## Problems
a. Reproduce the part of the routing discussion that begins at the words "Let me see if" and stops after the words "aggregation scheme ?".
b. In the routing discussion, list the words inside each pair of parentheses, in the order they appear.

## Source excerpt
------------------------------
The shorter the prefix length of an aggregate, the more longer aggregates it
could have, right ?

> >>   When optimality is paramount and simple reachability is insufficient,
> >>   the routing subsystem has additional mechanisms that allow network
> >>   operators to make different path selection choices, sometimes
> >>   intentionally ignoring or explicitly working against abstraction.  We
> >>   call this broad set of mechanisms 'traffic engineering'.
> > 
> > Nit: WOuldn't the most simple example be a prefix route and then to get
> > a more optimum path for some important hosts in that prefix be another
> > longer-prefix route just for those host ? I don't think we would call that
> > setup traffic-engineering. Aka: Not sure why we need to bring in yet another
> > loaded term (traffic engineering). Also: Did i mention LISP (is that
> > traffic engineering ?) But it would equally provide tools for more optimality.
> 
> That would definitely be traffic engineering.

Ok, i wouldn't have guessed that you would consider a longer prefix
traffic engineering.

Let me see if i understand it correctly:

In general we would not want a longer prefix because we want the aggregation
(with your proposal). So now _if_ someone wants a longer perfix to go
on path where it would violate the aggregation, we call it traffic engineering.
But whats the operational mechanism by which one would decide this is
a permitted instance of traffic engineering or a bug / misconfiguration
in the aggregation scheme ?

Cheers
    Toerless
------------------------------
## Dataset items

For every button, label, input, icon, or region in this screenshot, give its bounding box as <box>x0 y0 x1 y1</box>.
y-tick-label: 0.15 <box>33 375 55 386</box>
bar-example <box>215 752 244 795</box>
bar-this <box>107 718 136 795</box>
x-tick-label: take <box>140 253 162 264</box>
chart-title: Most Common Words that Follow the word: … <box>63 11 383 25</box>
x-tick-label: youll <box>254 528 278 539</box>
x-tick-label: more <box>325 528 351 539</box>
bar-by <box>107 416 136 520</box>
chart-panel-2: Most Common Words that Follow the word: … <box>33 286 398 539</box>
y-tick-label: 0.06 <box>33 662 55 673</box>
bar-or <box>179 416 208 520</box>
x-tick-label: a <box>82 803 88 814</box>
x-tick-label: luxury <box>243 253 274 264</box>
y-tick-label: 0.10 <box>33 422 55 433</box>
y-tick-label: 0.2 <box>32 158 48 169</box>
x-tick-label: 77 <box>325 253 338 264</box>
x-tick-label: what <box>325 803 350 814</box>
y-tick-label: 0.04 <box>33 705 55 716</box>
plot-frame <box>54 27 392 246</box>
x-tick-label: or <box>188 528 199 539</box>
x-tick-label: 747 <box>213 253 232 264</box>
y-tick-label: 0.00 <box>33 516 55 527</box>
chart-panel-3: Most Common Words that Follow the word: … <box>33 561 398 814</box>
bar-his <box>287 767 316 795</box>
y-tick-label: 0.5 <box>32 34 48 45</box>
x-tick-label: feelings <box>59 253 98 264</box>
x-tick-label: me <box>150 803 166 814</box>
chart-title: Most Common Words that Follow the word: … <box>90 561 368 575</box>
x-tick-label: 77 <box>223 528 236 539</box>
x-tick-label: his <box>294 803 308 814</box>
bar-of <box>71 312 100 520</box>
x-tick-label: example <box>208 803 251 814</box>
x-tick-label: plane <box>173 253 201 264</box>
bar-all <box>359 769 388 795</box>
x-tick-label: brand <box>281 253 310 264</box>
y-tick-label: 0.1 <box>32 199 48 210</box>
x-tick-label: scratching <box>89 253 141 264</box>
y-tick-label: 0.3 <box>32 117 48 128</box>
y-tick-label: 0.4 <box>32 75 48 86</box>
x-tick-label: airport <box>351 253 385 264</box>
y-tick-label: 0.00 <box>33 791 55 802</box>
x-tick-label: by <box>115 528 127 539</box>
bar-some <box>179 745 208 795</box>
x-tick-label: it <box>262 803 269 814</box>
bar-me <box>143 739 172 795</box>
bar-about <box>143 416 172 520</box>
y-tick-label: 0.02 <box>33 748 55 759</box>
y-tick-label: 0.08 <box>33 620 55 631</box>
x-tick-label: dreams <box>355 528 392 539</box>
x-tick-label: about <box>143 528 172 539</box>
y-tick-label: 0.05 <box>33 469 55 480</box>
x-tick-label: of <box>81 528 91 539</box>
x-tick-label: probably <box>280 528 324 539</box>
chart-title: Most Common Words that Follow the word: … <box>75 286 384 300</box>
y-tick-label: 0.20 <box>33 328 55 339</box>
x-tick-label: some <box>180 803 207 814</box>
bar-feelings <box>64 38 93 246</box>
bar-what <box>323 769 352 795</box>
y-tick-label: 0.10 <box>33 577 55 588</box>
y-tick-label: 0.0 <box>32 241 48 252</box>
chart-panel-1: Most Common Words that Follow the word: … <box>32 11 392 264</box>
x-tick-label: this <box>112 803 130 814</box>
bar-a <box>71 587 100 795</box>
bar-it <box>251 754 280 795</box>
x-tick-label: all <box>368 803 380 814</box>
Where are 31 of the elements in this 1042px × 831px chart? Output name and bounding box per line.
------------------------------
## Per-task answers
a.
Let me see if i understand it correctly:

In general we would not want a longer prefix because we want the aggregation
(with your proposal). So now _if_ someone wants a longer perfix to go
on path where it would violate the aggregation, we call it traffic engineering.
But whats the operational mechanism by which one would decide this is
a permitted instance of traffic engineering or a bug / misconfiguration
in the aggregation scheme ?

b.
traffic engineering
is that traffic engineering ?
with your proposal